(Extracts from a graphics dataset)
· · · · · · ·

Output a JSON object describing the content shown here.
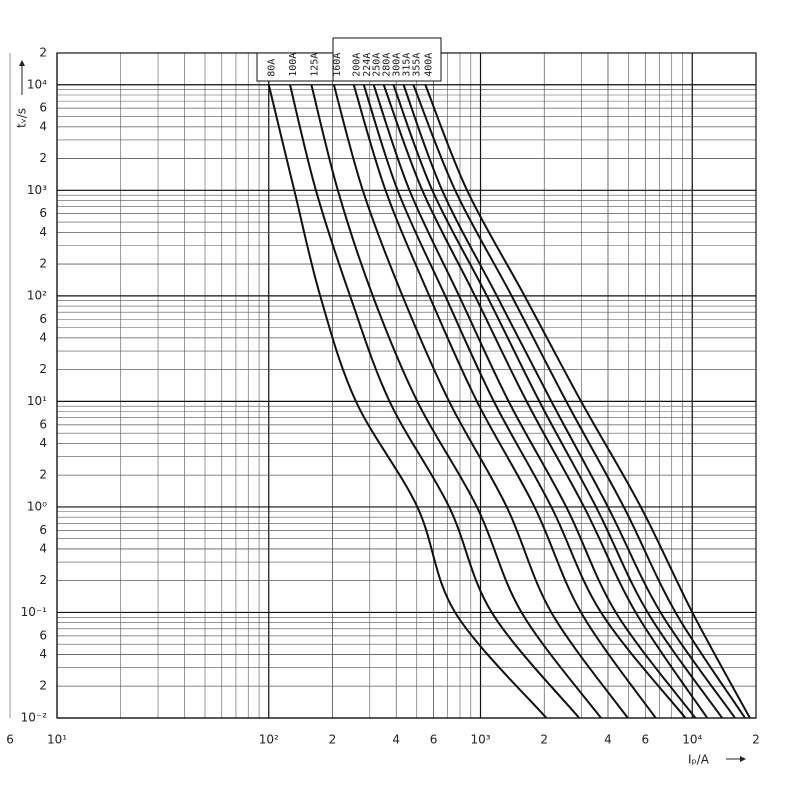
{
  "chart_data": {
    "type": "line",
    "x_label": "Iₚ/A",
    "y_label": "tᵥ/s",
    "x_log": true,
    "y_log": true,
    "grid": true,
    "minor_grid": true,
    "xlim": [
      10,
      20000
    ],
    "ylim": [
      0.01,
      20000
    ],
    "xticks": [
      {
        "value": 10,
        "label": "10¹"
      },
      2,
      4,
      6,
      {
        "value": 100,
        "label": "10²"
      },
      {
        "value": 200,
        "label": "2"
      },
      {
        "value": 400,
        "label": "4"
      },
      {
        "value": 600,
        "label": "6"
      },
      {
        "value": 1000,
        "label": "10³"
      },
      {
        "value": 2000,
        "label": "2"
      },
      {
        "value": 4000,
        "label": "4"
      },
      {
        "value": 6000,
        "label": "6"
      },
      {
        "value": 10000,
        "label": "10⁴"
      },
      {
        "value": 20000,
        "label": "2"
      }
    ],
    "yticks": [
      {
        "value": 0.01,
        "label": "10⁻²"
      },
      {
        "value": 0.02,
        "label": "2"
      },
      {
        "value": 0.04,
        "label": "4"
      },
      {
        "value": 0.06,
        "label": "6"
      },
      {
        "value": 0.1,
        "label": "10⁻¹"
      },
      {
        "value": 0.2,
        "label": "2"
      },
      {
        "value": 0.4,
        "label": "4"
      },
      {
        "value": 0.6,
        "label": "6"
      },
      {
        "value": 1,
        "label": "10⁰"
      },
      2,
      4,
      6,
      {
        "value": 10,
        "label": "10¹"
      },
      {
        "value": 20,
        "label": "2"
      },
      {
        "value": 40,
        "label": "4"
      },
      {
        "value": 60,
        "label": "6"
      },
      {
        "value": 100,
        "label": "10²"
      },
      {
        "value": 200,
        "label": "2"
      },
      {
        "value": 400,
        "label": "4"
      },
      {
        "value": 600,
        "label": "6"
      },
      {
        "value": 1000,
        "label": "10³"
      },
      {
        "value": 2000,
        "label": "2"
      },
      {
        "value": 4000,
        "label": "4"
      },
      {
        "value": 6000,
        "label": "6"
      },
      {
        "value": 10000,
        "label": "10⁴"
      },
      {
        "value": 20000,
        "label": "2"
      }
    ],
    "series": [
      {
        "name": "80A",
        "color": "#111111",
        "x": [
          100,
          132,
          175,
          258,
          503,
          759,
          2047
        ],
        "values": [
          10000,
          1000,
          100,
          10,
          1,
          0.1,
          0.01
        ]
      },
      {
        "name": "100A",
        "color": "#111111",
        "x": [
          126,
          167,
          242,
          372,
          711,
          1130,
          2924
        ],
        "values": [
          10000,
          1000,
          100,
          10,
          1,
          0.1,
          0.01
        ]
      },
      {
        "name": "125A",
        "color": "#111111",
        "x": [
          159,
          212,
          310,
          503,
          962,
          1563,
          3708
        ],
        "values": [
          10000,
          1000,
          100,
          10,
          1,
          0.1,
          0.01
        ]
      },
      {
        "name": "160A",
        "color": "#111111",
        "x": [
          203,
          278,
          428,
          711,
          1330,
          2161,
          4961
        ],
        "values": [
          10000,
          1000,
          100,
          10,
          1,
          0.1,
          0.01
        ]
      },
      {
        "name": "200A",
        "color": "#111111",
        "x": [
          252,
          356,
          573,
          962,
          1799,
          2985,
          6717
        ],
        "values": [
          10000,
          1000,
          100,
          10,
          1,
          0.1,
          0.01
        ]
      },
      {
        "name": "224A",
        "color": "#111111",
        "x": [
          281,
          406,
          681,
          1156,
          2161,
          3708,
          9290
        ],
        "values": [
          10000,
          1000,
          100,
          10,
          1,
          0.1,
          0.01
        ]
      },
      {
        "name": "250A",
        "color": "#111111",
        "x": [
          313,
          462,
          792,
          1358,
          2541,
          4357,
          10340
        ],
        "values": [
          10000,
          1000,
          100,
          10,
          1,
          0.1,
          0.01
        ]
      },
      {
        "name": "280A",
        "color": "#111111",
        "x": [
          349,
          531,
          941,
          1651,
          3084,
          5408,
          11770
        ],
        "values": [
          10000,
          1000,
          100,
          10,
          1,
          0.1,
          0.01
        ]
      },
      {
        "name": "300A",
        "color": "#111111",
        "x": [
          388,
          592,
          1072,
          1897,
          3513,
          6160,
          13840
        ],
        "values": [
          10000,
          1000,
          100,
          10,
          1,
          0.1,
          0.01
        ]
      },
      {
        "name": "315A",
        "color": "#111111",
        "x": [
          433,
          659,
          1194,
          2161,
          3998,
          7087,
          15920
        ],
        "values": [
          10000,
          1000,
          100,
          10,
          1,
          0.1,
          0.01
        ]
      },
      {
        "name": "355A",
        "color": "#111111",
        "x": [
          482,
          759,
          1403,
          2541,
          4750,
          8340,
          17750
        ],
        "values": [
          10000,
          1000,
          100,
          10,
          1,
          0.1,
          0.01
        ]
      },
      {
        "name": "400A",
        "color": "#111111",
        "x": [
          549,
          864,
          1614,
          2985,
          5714,
          10010,
          18720
        ],
        "values": [
          10000,
          1000,
          100,
          10,
          1,
          0.1,
          0.01
        ]
      }
    ]
  }
}
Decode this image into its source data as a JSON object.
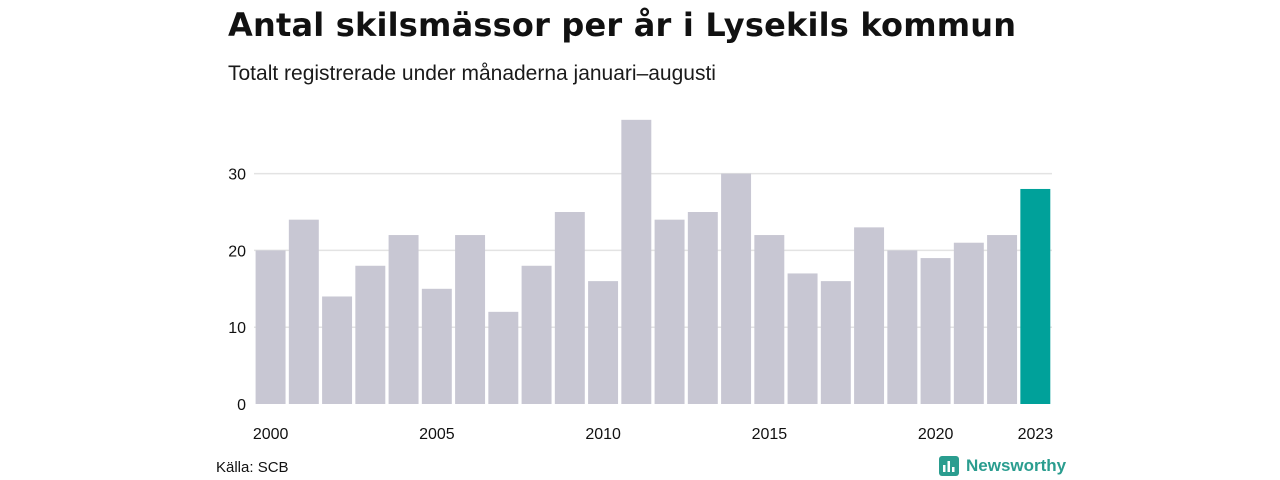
{
  "colors": {
    "bar": "#c8c7d3",
    "highlight": "#00a19a",
    "grid": "#e3e3e3",
    "brand": "#2a9d8f"
  },
  "chart_data": {
    "type": "bar",
    "title": "Antal skilsmässor per år i Lysekils kommun",
    "subtitle": "Totalt registrerade under månaderna januari–augusti",
    "categories": [
      "2000",
      "2001",
      "2002",
      "2003",
      "2004",
      "2005",
      "2006",
      "2007",
      "2008",
      "2009",
      "2010",
      "2011",
      "2012",
      "2013",
      "2014",
      "2015",
      "2016",
      "2017",
      "2018",
      "2019",
      "2020",
      "2021",
      "2022",
      "2023"
    ],
    "values": [
      20,
      24,
      14,
      18,
      22,
      15,
      22,
      12,
      18,
      25,
      16,
      37,
      24,
      25,
      30,
      22,
      17,
      16,
      23,
      20,
      19,
      21,
      22,
      28
    ],
    "highlight_category": "2023",
    "x_tick_labels": [
      "2000",
      "2005",
      "2010",
      "2015",
      "2020",
      "2023"
    ],
    "y_ticks": [
      0,
      10,
      20,
      30
    ],
    "ylim": [
      0,
      38
    ],
    "xlabel": "",
    "ylabel": "",
    "grid": true,
    "legend": false
  },
  "footer": {
    "source": "Källa: SCB",
    "brand_name": "Newsworthy",
    "brand_icon": "newsworthy-logo-icon"
  }
}
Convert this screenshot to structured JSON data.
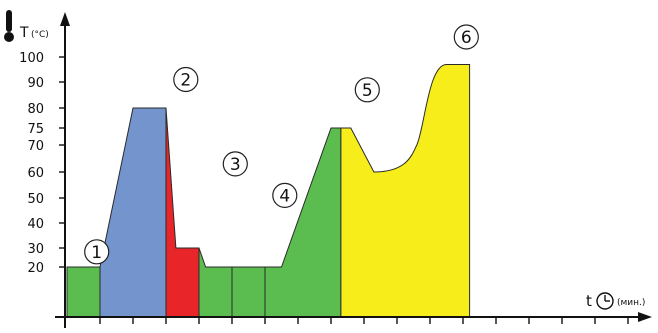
{
  "chart_data": {
    "type": "area",
    "title": "",
    "ylabel": "Т",
    "ylabel_unit": "(°C)",
    "xlabel": "t",
    "xlabel_unit": "(мин.)",
    "y_ticks": [
      "20",
      "30",
      "40",
      "50",
      "60",
      "70",
      "75",
      "80",
      "90",
      "100"
    ],
    "y_tick_values": [
      20,
      30,
      40,
      50,
      60,
      70,
      75,
      80,
      90,
      100
    ],
    "ylim": [
      0,
      110
    ],
    "x_units": 17,
    "grid": false,
    "legend": "none",
    "stages": [
      {
        "label": "1",
        "color": "#5bbd4f",
        "points": [
          [
            0,
            0
          ],
          [
            0,
            20
          ],
          [
            1,
            20
          ],
          [
            1,
            0
          ]
        ]
      },
      {
        "label": "2",
        "color": "#7394cc",
        "points": [
          [
            1,
            0
          ],
          [
            1,
            20
          ],
          [
            2,
            80
          ],
          [
            3,
            80
          ],
          [
            3,
            0
          ]
        ]
      },
      {
        "label": "3",
        "color": "#e8262a",
        "points": [
          [
            3,
            0
          ],
          [
            3,
            80
          ],
          [
            3.3,
            30
          ],
          [
            4,
            30
          ],
          [
            4,
            0
          ]
        ]
      },
      {
        "label": "4",
        "color": "#5bbd4f",
        "points": [
          [
            4,
            0
          ],
          [
            4,
            30
          ],
          [
            4.2,
            20
          ],
          [
            5,
            20
          ],
          [
            5,
            0
          ]
        ]
      },
      {
        "label": "",
        "color": "#5bbd4f",
        "points": [
          [
            5,
            0
          ],
          [
            5,
            20
          ],
          [
            6,
            20
          ],
          [
            6,
            0
          ]
        ]
      },
      {
        "label": "5",
        "color": "#5bbd4f",
        "points": [
          [
            6,
            0
          ],
          [
            6,
            20
          ],
          [
            6.5,
            20
          ],
          [
            8,
            75
          ],
          [
            8.3,
            75
          ],
          [
            8.3,
            0
          ]
        ]
      },
      {
        "label": "6",
        "color": "#f7ed1a",
        "points": [
          [
            8.3,
            0
          ],
          [
            8.3,
            75
          ],
          [
            8.6,
            75
          ],
          [
            9.3,
            60
          ],
          [
            10,
            60
          ],
          [
            10.6,
            70
          ],
          [
            11.5,
            97
          ],
          [
            12.2,
            97
          ],
          [
            12.2,
            0
          ]
        ]
      }
    ],
    "stage_label_positions": [
      [
        0.9,
        28
      ],
      [
        3.6,
        91
      ],
      [
        5.1,
        63
      ],
      [
        6.6,
        51
      ],
      [
        9.1,
        87
      ],
      [
        12.1,
        108
      ]
    ]
  }
}
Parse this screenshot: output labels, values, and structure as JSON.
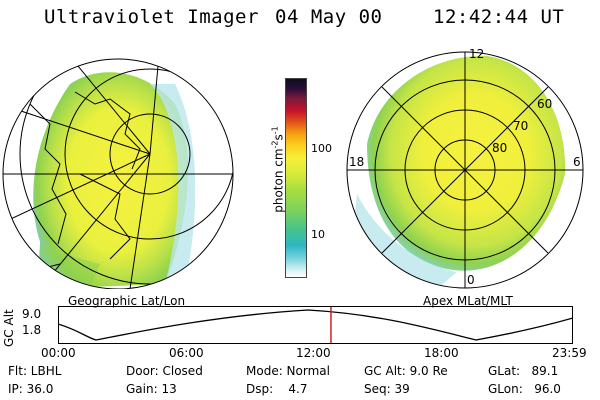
{
  "header": {
    "app_title": "Ultraviolet Imager",
    "date": "04 May 00",
    "time": "12:42:44 UT"
  },
  "colorbar": {
    "unit_prefix": "photon cm",
    "unit_exp1": "-2",
    "unit_mid": "s",
    "unit_exp2": "-1",
    "tick_100": "100",
    "tick_10": "10"
  },
  "geo_map": {
    "label": "Geographic Lat/Lon"
  },
  "apex_map": {
    "label": "Apex MLat/MLT",
    "mlt_labels": {
      "top": "12",
      "left": "18",
      "right": "6",
      "bottom": "0"
    },
    "lat_labels": {
      "l60": "60",
      "l70": "70",
      "l80": "80"
    }
  },
  "gc_alt": {
    "axis_label": "GC Alt",
    "max": "9.0",
    "min": "1.8",
    "current_fraction": 0.53
  },
  "timeline": {
    "ticks": [
      "00:00",
      "06:00",
      "12:00",
      "18:00",
      "23:59"
    ]
  },
  "info": {
    "flt": "Flt: LBHL",
    "ip": "IP: 36.0",
    "door": "Door: Closed",
    "gain": "Gain: 13",
    "mode": "Mode: Normal",
    "dsp": "Dsp:    4.7",
    "gcalt": "GC Alt: 9.0 Re",
    "seq": "Seq: 39",
    "glat": "GLat:   89.1",
    "glon": "GLon:   96.0"
  },
  "colors": {
    "aurora_yellow": "#f4ef3c",
    "aurora_green": "#9ad84a",
    "aurora_cyan": "#7fd3df",
    "time_marker": "#d02020"
  }
}
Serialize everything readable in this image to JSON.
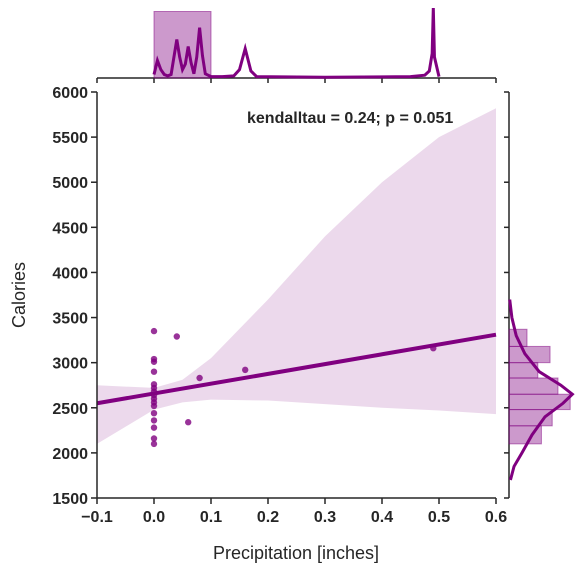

· · · · · · ·

Show the lines of the records that include the string "JSON".

Output a JSON object describing the content shown here.
Decode this image into its source data as a JSON object.
Convert this screenshot to structured JSON data.
Parse this screenshot: output labels, values, and structure as JSON.
Serialize everything readable in this image to JSON.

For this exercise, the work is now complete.